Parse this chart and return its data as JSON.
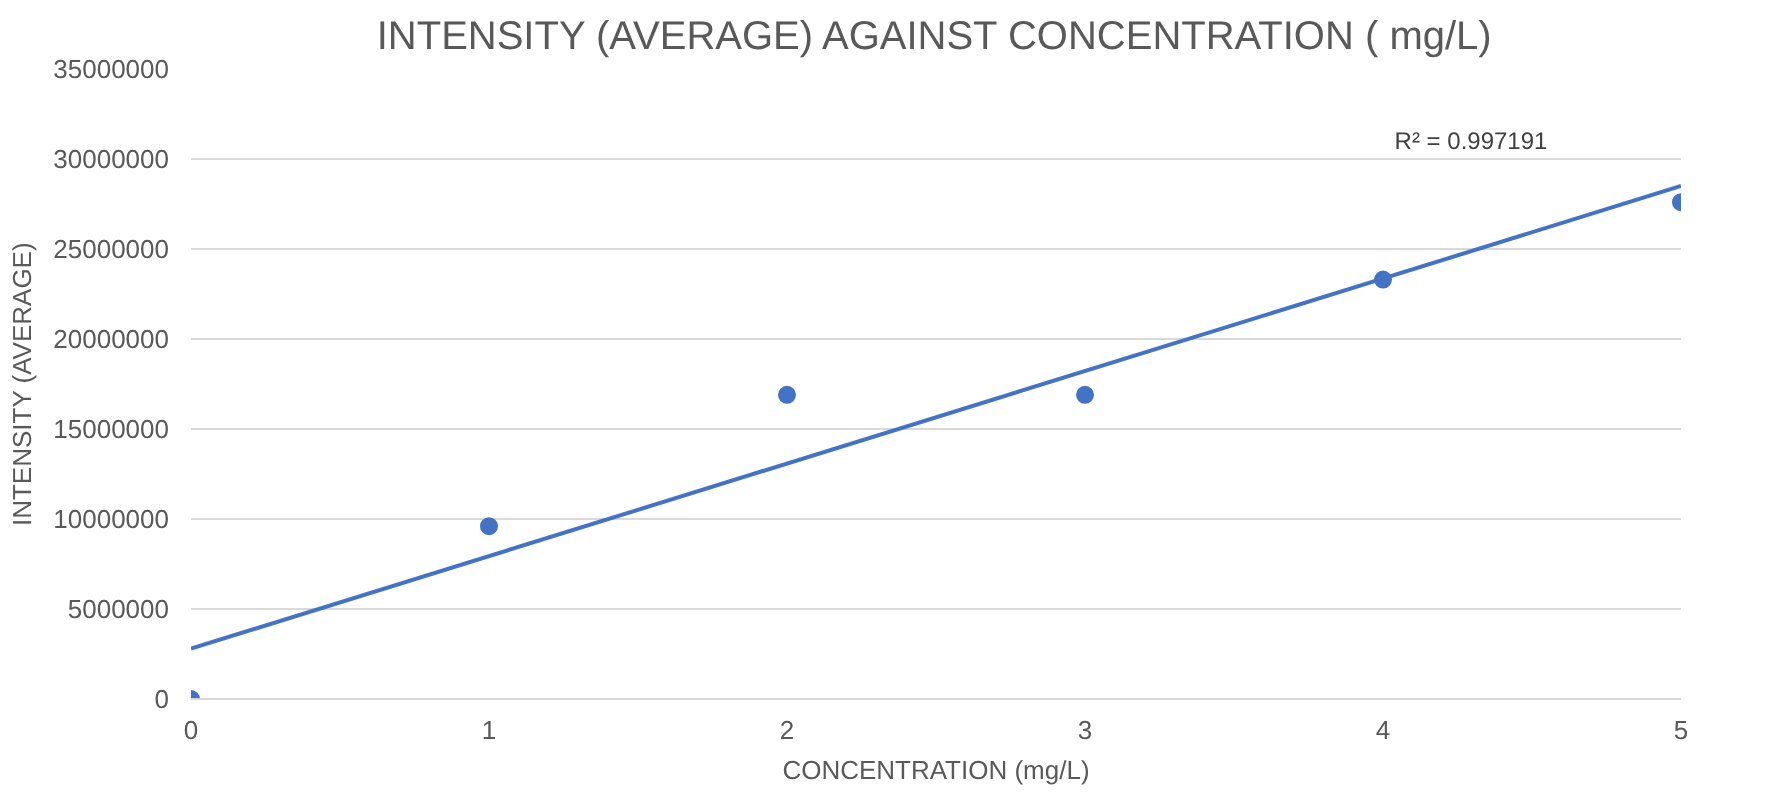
{
  "chart_data": {
    "type": "scatter",
    "title": "INTENSITY (AVERAGE) AGAINST CONCENTRATION ( mg/L)",
    "xlabel": "CONCENTRATION (mg/L)",
    "ylabel": "INTENSITY (AVERAGE)",
    "x": [
      0,
      1,
      2,
      3,
      4,
      5
    ],
    "series": [
      {
        "color": "#4472c4",
        "values": [
          0,
          9600000,
          16900000,
          16900000,
          23300000,
          27600000
        ],
        "marker": "circle"
      },
      {
        "type": "line",
        "color": "#4472c4",
        "x": [
          0,
          5
        ],
        "values": [
          2800000,
          28500000
        ],
        "marker": "none",
        "line_style": "solid"
      }
    ],
    "annotations": [
      "R² = 0.997191"
    ],
    "xlim": [
      0,
      5
    ],
    "xticks": [
      0,
      1,
      2,
      3,
      4,
      5
    ],
    "ylim": [
      0,
      35000000
    ],
    "yticks": [
      0,
      5000000,
      10000000,
      15000000,
      20000000,
      25000000,
      30000000,
      35000000
    ],
    "grid": "y"
  }
}
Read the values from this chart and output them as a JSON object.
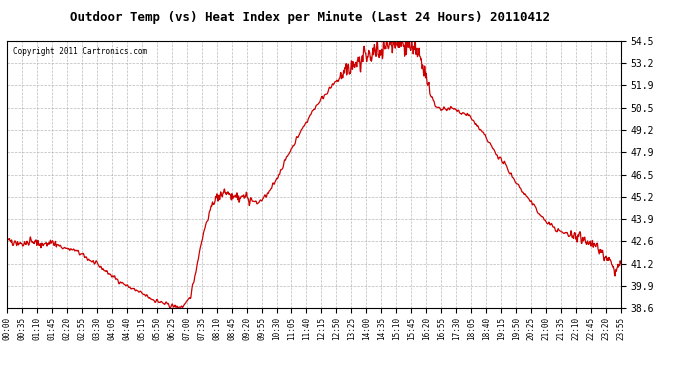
{
  "title": "Outdoor Temp (vs) Heat Index per Minute (Last 24 Hours) 20110412",
  "copyright": "Copyright 2011 Cartronics.com",
  "line_color": "#cc0000",
  "background_color": "#ffffff",
  "grid_color": "#aaaaaa",
  "ylim": [
    38.6,
    54.5
  ],
  "yticks": [
    38.6,
    39.9,
    41.2,
    42.6,
    43.9,
    45.2,
    46.5,
    47.9,
    49.2,
    50.5,
    51.9,
    53.2,
    54.5
  ],
  "xtick_labels": [
    "00:00",
    "00:35",
    "01:10",
    "01:45",
    "02:20",
    "02:55",
    "03:30",
    "04:05",
    "04:40",
    "05:15",
    "05:50",
    "06:25",
    "07:00",
    "07:35",
    "08:10",
    "08:45",
    "09:20",
    "09:55",
    "10:30",
    "11:05",
    "11:40",
    "12:15",
    "12:50",
    "13:25",
    "14:00",
    "14:35",
    "15:10",
    "15:45",
    "16:20",
    "16:55",
    "17:30",
    "18:05",
    "18:40",
    "19:15",
    "19:50",
    "20:25",
    "21:00",
    "21:35",
    "22:10",
    "22:45",
    "23:20",
    "23:55"
  ],
  "keypoints_x": [
    0,
    20,
    40,
    60,
    80,
    100,
    130,
    160,
    190,
    220,
    250,
    280,
    310,
    340,
    370,
    385,
    395,
    400,
    410,
    420,
    430,
    440,
    455,
    465,
    475,
    485,
    495,
    505,
    515,
    525,
    540,
    555,
    570,
    585,
    600,
    615,
    630,
    645,
    660,
    690,
    720,
    750,
    780,
    810,
    840,
    855,
    870,
    885,
    900,
    915,
    930,
    945,
    960,
    975,
    990,
    1005,
    1020,
    1040,
    1060,
    1080,
    1100,
    1120,
    1140,
    1170,
    1200,
    1230,
    1260,
    1290,
    1320,
    1350,
    1370,
    1390,
    1410,
    1425,
    1439
  ],
  "keypoints_y": [
    42.6,
    42.5,
    42.4,
    42.6,
    42.3,
    42.5,
    42.2,
    42.0,
    41.5,
    41.0,
    40.4,
    39.9,
    39.5,
    39.1,
    38.8,
    38.7,
    38.65,
    38.63,
    38.65,
    38.8,
    39.3,
    40.5,
    42.5,
    43.5,
    44.3,
    44.9,
    45.2,
    45.4,
    45.5,
    45.3,
    45.15,
    45.2,
    45.1,
    44.8,
    45.1,
    45.5,
    46.2,
    47.0,
    47.8,
    49.2,
    50.5,
    51.5,
    52.3,
    53.0,
    53.5,
    53.7,
    53.9,
    54.1,
    54.3,
    54.4,
    54.35,
    54.3,
    53.8,
    53.0,
    51.5,
    50.5,
    50.4,
    50.5,
    50.3,
    50.1,
    49.5,
    48.8,
    48.0,
    47.0,
    45.8,
    44.8,
    43.8,
    43.2,
    42.9,
    42.7,
    42.5,
    42.0,
    41.4,
    40.8,
    41.2
  ]
}
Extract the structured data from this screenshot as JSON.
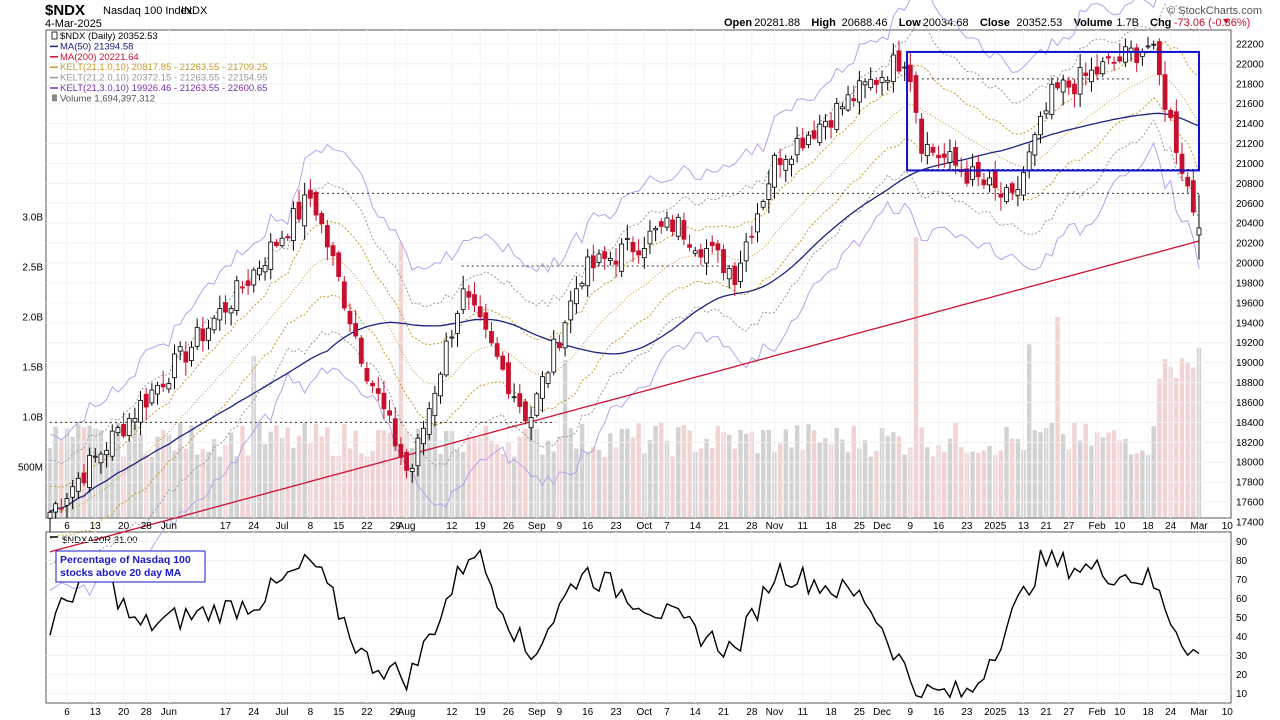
{
  "header": {
    "symbol": "$NDX",
    "name": "Nasdaq 100 Index",
    "exchange": "INDX",
    "date": "4-Mar-2025",
    "ohlc": [
      {
        "label": "Open",
        "value": "20281.88"
      },
      {
        "label": "High",
        "value": "20688.46"
      },
      {
        "label": "Low",
        "value": "20034.68"
      },
      {
        "label": "Close",
        "value": "20352.53"
      },
      {
        "label": "Volume",
        "value": "1.7B"
      },
      {
        "label": "Chg",
        "value": "-73.06 (-0.36%)"
      }
    ],
    "credit": "© StockCharts.com"
  },
  "legend": [
    {
      "text": "$NDX (Daily) 20352.53",
      "color": "#000000",
      "icon": "candle-swatch-icon"
    },
    {
      "text": "MA(50) 21394.58",
      "color": "#1a237e",
      "icon": "line-swatch-icon"
    },
    {
      "text": "MA(200) 20221.64",
      "color": "#cc1133",
      "icon": "line-swatch-icon"
    },
    {
      "text": "KELT(21,1.0,10) 20817.85 - 21263.55 - 21709.25",
      "color": "#c89a2c",
      "icon": "line-swatch-icon"
    },
    {
      "text": "KELT(21,2.0,10) 20372.15 - 21263.55 - 22154.95",
      "color": "#999999",
      "icon": "line-swatch-icon"
    },
    {
      "text": "KELT(21,3.0,10) 19926.46 - 21263.55 - 22600.65",
      "color": "#7b2fb5",
      "icon": "line-swatch-icon"
    },
    {
      "text": "Volume 1,694,397,312",
      "color": "#555555",
      "icon": "bar-swatch-icon"
    }
  ],
  "x_labels": [
    {
      "i": 3,
      "t": "6"
    },
    {
      "i": 8,
      "t": "13"
    },
    {
      "i": 13,
      "t": "20"
    },
    {
      "i": 17,
      "t": "28"
    },
    {
      "i": 21,
      "t": "Jun"
    },
    {
      "i": 31,
      "t": "17"
    },
    {
      "i": 36,
      "t": "24"
    },
    {
      "i": 41,
      "t": "Jul"
    },
    {
      "i": 46,
      "t": "8"
    },
    {
      "i": 51,
      "t": "15"
    },
    {
      "i": 56,
      "t": "22"
    },
    {
      "i": 61,
      "t": "29"
    },
    {
      "i": 63,
      "t": "Aug"
    },
    {
      "i": 71,
      "t": "12"
    },
    {
      "i": 76,
      "t": "19"
    },
    {
      "i": 81,
      "t": "26"
    },
    {
      "i": 86,
      "t": "Sep"
    },
    {
      "i": 90,
      "t": "9"
    },
    {
      "i": 95,
      "t": "16"
    },
    {
      "i": 100,
      "t": "23"
    },
    {
      "i": 105,
      "t": "Oct"
    },
    {
      "i": 109,
      "t": "7"
    },
    {
      "i": 114,
      "t": "14"
    },
    {
      "i": 119,
      "t": "21"
    },
    {
      "i": 124,
      "t": "28"
    },
    {
      "i": 128,
      "t": "Nov"
    },
    {
      "i": 133,
      "t": "11"
    },
    {
      "i": 138,
      "t": "18"
    },
    {
      "i": 143,
      "t": "25"
    },
    {
      "i": 147,
      "t": "Dec"
    },
    {
      "i": 152,
      "t": "9"
    },
    {
      "i": 157,
      "t": "16"
    },
    {
      "i": 162,
      "t": "23"
    },
    {
      "i": 167,
      "t": "2025"
    },
    {
      "i": 172,
      "t": "13"
    },
    {
      "i": 176,
      "t": "21"
    },
    {
      "i": 180,
      "t": "27"
    },
    {
      "i": 185,
      "t": "Feb"
    },
    {
      "i": 189,
      "t": "10"
    },
    {
      "i": 194,
      "t": "18"
    },
    {
      "i": 198,
      "t": "24"
    },
    {
      "i": 203,
      "t": "Mar"
    },
    {
      "i": 208,
      "t": "10"
    }
  ],
  "price_ticks": [
    17400,
    17600,
    17800,
    18000,
    18200,
    18400,
    18600,
    18800,
    19000,
    19200,
    19400,
    19600,
    19800,
    20000,
    20200,
    20400,
    20600,
    20800,
    21000,
    21200,
    21400,
    21600,
    21800,
    22000,
    22200
  ],
  "volume_ticks": [
    {
      "v": 3.0,
      "t": "3.0B"
    },
    {
      "v": 2.5,
      "t": "2.5B"
    },
    {
      "v": 2.0,
      "t": "2.0B"
    },
    {
      "v": 1.5,
      "t": "1.5B"
    },
    {
      "v": 1.0,
      "t": "1.0B"
    },
    {
      "v": 0.5,
      "t": "500M"
    }
  ],
  "indicator": {
    "label": "$NDXA20R 31.00",
    "note_lines": [
      "Percentage of Nasdaq 100",
      "stocks above 20 day MA"
    ],
    "ticks": [
      10,
      20,
      30,
      40,
      50,
      60,
      70,
      80,
      90
    ],
    "lines": [
      30,
      70
    ]
  },
  "colors": {
    "up": "#ffffff",
    "down": "#c8102e",
    "ma50": "#1a237e",
    "ma200": "#cc1133",
    "kelt1": "#c89a2c",
    "kelt2": "#999999",
    "kelt3": "#b8a0ec",
    "vol_up": "#d2d2d2",
    "vol_down": "#f1d3d4",
    "box": "#1010cc"
  },
  "chart_data": [
    {
      "type": "candlestick",
      "title": "$NDX Nasdaq 100 Index INDX",
      "period": "Daily",
      "x_range": [
        "2024-05-01",
        "2025-03-04"
      ],
      "y_range": [
        17400,
        22300
      ],
      "keypoints": [
        {
          "date": "2024-05-01",
          "close": 17500
        },
        {
          "date": "2024-05-28",
          "close": 18700
        },
        {
          "date": "2024-06-20",
          "close": 19700
        },
        {
          "date": "2024-07-10",
          "close": 20680
        },
        {
          "date": "2024-07-24",
          "close": 19000
        },
        {
          "date": "2024-08-05",
          "close": 17850
        },
        {
          "date": "2024-08-19",
          "close": 19700
        },
        {
          "date": "2024-09-06",
          "close": 18420
        },
        {
          "date": "2024-09-20",
          "close": 19900
        },
        {
          "date": "2024-10-15",
          "close": 20400
        },
        {
          "date": "2024-10-31",
          "close": 19900
        },
        {
          "date": "2024-11-11",
          "close": 21050
        },
        {
          "date": "2024-12-16",
          "close": 22100
        },
        {
          "date": "2024-12-20",
          "close": 21200
        },
        {
          "date": "2025-01-13",
          "close": 20600
        },
        {
          "date": "2025-01-24",
          "close": 21700
        },
        {
          "date": "2025-02-19",
          "close": 22200
        },
        {
          "date": "2025-02-28",
          "close": 20900
        },
        {
          "date": "2025-03-04",
          "close": 20352.53
        }
      ],
      "last_bar": {
        "open": 20281.88,
        "high": 20688.46,
        "low": 20034.68,
        "close": 20352.53,
        "volume": "1.7B"
      },
      "overlays": [
        {
          "name": "MA(50)",
          "value": 21394.58
        },
        {
          "name": "MA(200)",
          "value": 20221.64
        },
        {
          "name": "KELT(21,1.0,10)",
          "values": [
            20817.85,
            21263.55,
            21709.25
          ]
        },
        {
          "name": "KELT(21,2.0,10)",
          "values": [
            20372.15,
            21263.55,
            22154.95
          ]
        },
        {
          "name": "KELT(21,3.0,10)",
          "values": [
            19926.46,
            21263.55,
            22600.65
          ]
        }
      ],
      "volume_last": 1694397312,
      "annotations": [
        {
          "kind": "box",
          "from": "2024-12-16",
          "to": "2025-03-04",
          "y_range": [
            20930,
            22120
          ]
        },
        {
          "kind": "hline",
          "y": 18400,
          "from": "2024-05-01",
          "to": "2024-09-13"
        },
        {
          "kind": "hline",
          "y": 20700,
          "from": "2024-07-10",
          "to": "2025-03-04"
        },
        {
          "kind": "hline",
          "y": 19970,
          "from": "2024-08-19",
          "to": "2024-10-31"
        },
        {
          "kind": "hline",
          "y": 21850,
          "from": "2024-12-20",
          "to": "2025-02-14"
        },
        {
          "kind": "hline",
          "y": 20940,
          "from": "2024-12-20",
          "to": "2025-03-04"
        }
      ]
    },
    {
      "type": "line",
      "title": "$NDXA20R 31.00",
      "y_range": [
        5,
        95
      ],
      "reference_lines": [
        30,
        70
      ],
      "keypoints": [
        {
          "date": "2024-05-01",
          "value": 45
        },
        {
          "date": "2024-05-13",
          "value": 82
        },
        {
          "date": "2024-05-24",
          "value": 45
        },
        {
          "date": "2024-06-25",
          "value": 58
        },
        {
          "date": "2024-07-10",
          "value": 80
        },
        {
          "date": "2024-07-24",
          "value": 28
        },
        {
          "date": "2024-08-05",
          "value": 18
        },
        {
          "date": "2024-08-22",
          "value": 88
        },
        {
          "date": "2024-09-06",
          "value": 28
        },
        {
          "date": "2024-09-20",
          "value": 75
        },
        {
          "date": "2024-10-31",
          "value": 32
        },
        {
          "date": "2024-11-11",
          "value": 75
        },
        {
          "date": "2024-12-05",
          "value": 60
        },
        {
          "date": "2024-12-19",
          "value": 10
        },
        {
          "date": "2025-01-02",
          "value": 10
        },
        {
          "date": "2025-01-21",
          "value": 80
        },
        {
          "date": "2025-02-19",
          "value": 70
        },
        {
          "date": "2025-02-28",
          "value": 37
        },
        {
          "date": "2025-03-04",
          "value": 31
        }
      ]
    }
  ]
}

----

▸ **Objective**:
Work out how many lines of the material above contain the word "Nasdaq", then give only that figure.

▸ **The reply**:
3